#### Document passage

If you ever use the open build service, the online version, then you probably have seen our sponsor logo at one time or another. I personally work as a Linux consultant and developer, I also do cloud infrastructure
and trainings. Well, let's just skip over the marketing part, because you can read this on the website if you're really interested.
30 seconds to code. Well, who of you was in the workshop on the second day about using open build service to build Docker containers? Please raise your arms.
Well, not so many. This means I might have a chance, because when I originally planned this talk, I did not know that Adrian, one of the lead developers, planned a very similar format as a workshop of multiple hours, and, well, I figured I had to change something in my talk to have
any chance against that. Well, who of you, yeah, I know, I was attending, and I think Wolfgang did it, and they did it very well. Okay. So, who of you has already built an own Docker container?
So, okay. Not so many. So, what I want to try is mainly tell you the story of how we got to using Docker for this, and how it improved our way to build software.
And, it's not so much a technical introduction. So, let's see. Do you know Horde? Horde is a groupware suit, webmail application, and development framework in PHP.
It's been around for multiple years, and that's part of the story, or of the problem. It's a metro software which has been around for quite some time, and it carries a lot of history with it, which means it is not, it has not been designed with all those
modern tools in mind, like Composer, like PSR standards, and so on. So, it has retrofitted some of these, but at the heart, it's a very traditional application, and when you go to brownfield projects in software development, you see this a lot.

########
#### Stored data

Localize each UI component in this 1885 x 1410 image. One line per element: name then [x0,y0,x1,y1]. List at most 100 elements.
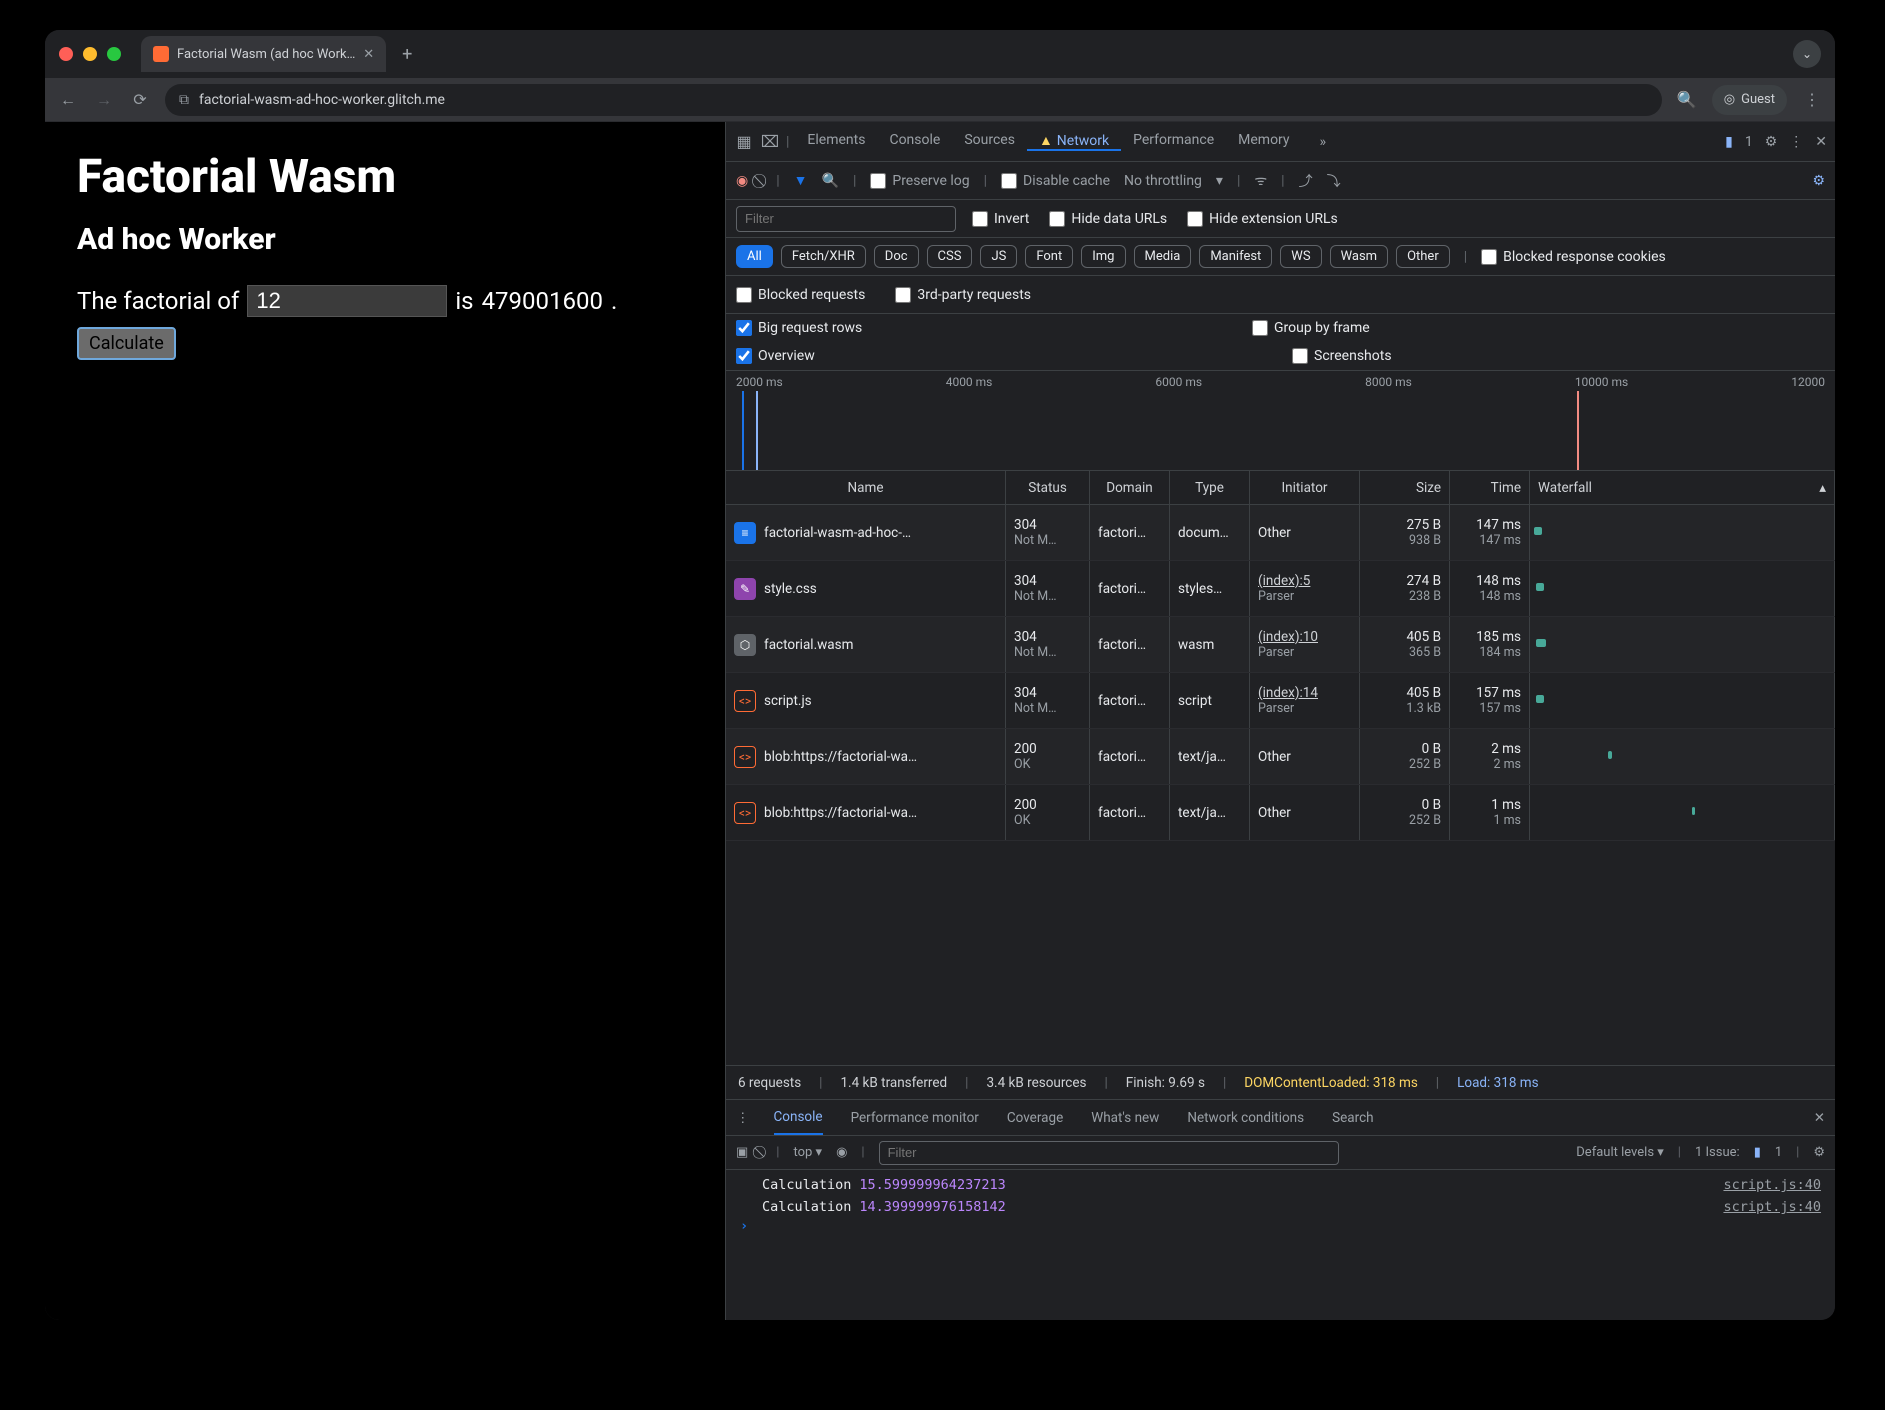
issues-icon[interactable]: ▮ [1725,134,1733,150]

########

Given exercise: Summarize the talk transcript in two sentences. The data has no connection to the talk transcript.

Output of the exercise: The speaker, a Linux consultant and developer who also does cloud infrastructure and trainings, plans to tell the story of how Docker came to be used for building software and how it improved that process, rather than give a technical introduction. The story centers on Horde, a long-standing PHP groupware suite, webmail application, and development framework that was not designed with modern tools like Composer and PSR standards in mind and has only retrofitted some of them.